Extract the complete listing and output it unchanged.

>> Begin Material to process

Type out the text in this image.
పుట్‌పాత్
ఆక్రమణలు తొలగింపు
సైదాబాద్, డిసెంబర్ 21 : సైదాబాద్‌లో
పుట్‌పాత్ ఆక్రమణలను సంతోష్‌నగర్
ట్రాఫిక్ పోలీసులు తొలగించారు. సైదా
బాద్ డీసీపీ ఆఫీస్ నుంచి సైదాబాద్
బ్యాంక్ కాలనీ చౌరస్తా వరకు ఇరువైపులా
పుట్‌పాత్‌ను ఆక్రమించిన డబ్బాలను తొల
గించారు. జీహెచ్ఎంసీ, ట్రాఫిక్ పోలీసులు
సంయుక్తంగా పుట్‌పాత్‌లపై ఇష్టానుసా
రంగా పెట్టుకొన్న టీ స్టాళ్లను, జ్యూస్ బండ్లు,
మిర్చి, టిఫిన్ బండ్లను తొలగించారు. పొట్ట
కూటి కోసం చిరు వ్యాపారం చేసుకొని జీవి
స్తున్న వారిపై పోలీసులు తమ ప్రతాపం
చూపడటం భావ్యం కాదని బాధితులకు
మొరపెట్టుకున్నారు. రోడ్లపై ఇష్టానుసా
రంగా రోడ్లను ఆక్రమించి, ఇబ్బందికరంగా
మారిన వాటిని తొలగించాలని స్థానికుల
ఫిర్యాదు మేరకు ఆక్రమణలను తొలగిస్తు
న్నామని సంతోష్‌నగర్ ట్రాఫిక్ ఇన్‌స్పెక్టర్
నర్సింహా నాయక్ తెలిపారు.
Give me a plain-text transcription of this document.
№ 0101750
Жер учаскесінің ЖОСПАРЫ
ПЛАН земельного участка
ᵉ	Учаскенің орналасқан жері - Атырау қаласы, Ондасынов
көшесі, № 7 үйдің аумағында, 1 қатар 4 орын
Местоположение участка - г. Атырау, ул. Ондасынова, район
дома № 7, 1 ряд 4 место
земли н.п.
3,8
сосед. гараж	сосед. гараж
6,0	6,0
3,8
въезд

>> End Material to process

# Output of the task:
Type out the text in this image.
పుట్‌పాత్
ఆక్రమణలు తొలగింపు
సైదాబాద్, డిసెంబర్ 21 : సైదాబాద్‌లో
పుట్‌పాత్ ఆక్రమణలను సంతోష్‌నగర్
ట్రాఫిక్ పోలీసులు తొలగించారు. సైదా
బాద్ డీసీపీ ఆఫీస్ నుంచి సైదాబాద్
బ్యాంక్ కాలనీ చౌరస్తా వరకు ఇరువైపులా
పుట్‌పాత్‌ను ఆక్రమించిన డబ్బాలను తొల
గించారు. జీహెచ్ఎంసీ, ట్రాఫిక్ పోలీసులు
సంయుక్తంగా పుట్‌పాత్‌లపై ఇష్టానుసా
రంగా పెట్టుకొన్న టీ స్టాళ్లను, జ్యూస్ బండ్లు,
మిర్చి, టిఫిన్ బండ్లను తొలగించారు. పొట్ట
కూటి కోసం చిరు వ్యాపారం చేసుకొని జీవి
స్తున్న వారిపై పోలీసులు తమ ప్రతాపం
చూపడటం భావ్యం కాదని బాధితులకు
మొరపెట్టుకున్నారు. రోడ్లపై ఇష్టానుసా
రంగా రోడ్లను ఆక్రమించి, ఇబ్బందికరంగా
మారిన వాటిని తొలగించాలని స్థానికుల
ఫిర్యాదు మేరకు ఆక్రమణలను తొలగిస్తు
న్నామని సంతోష్‌నగర్ ట్రాఫిక్ ఇన్‌స్పెక్టర్
నర్సింహా నాయక్ తెలిపారు.
Give me a plain-text transcription of this document.
№ 0101750
Жер учаскесінің ЖОСПАРЫ
ПЛАН земельного участка
ᵉ	Учаскенің орналасқан жері - Атырау қаласы, Ондасынов
көшесі, № 7 үйдің аумағында, 1 қатар 4 орын
Местоположение участка - г. Атырау, ул. Ондасынова, район
дома № 7, 1 ряд 4 место
земли н.п.
3,8
сосед. гараж	сосед. гараж
6,0	6,0
3,8
въезд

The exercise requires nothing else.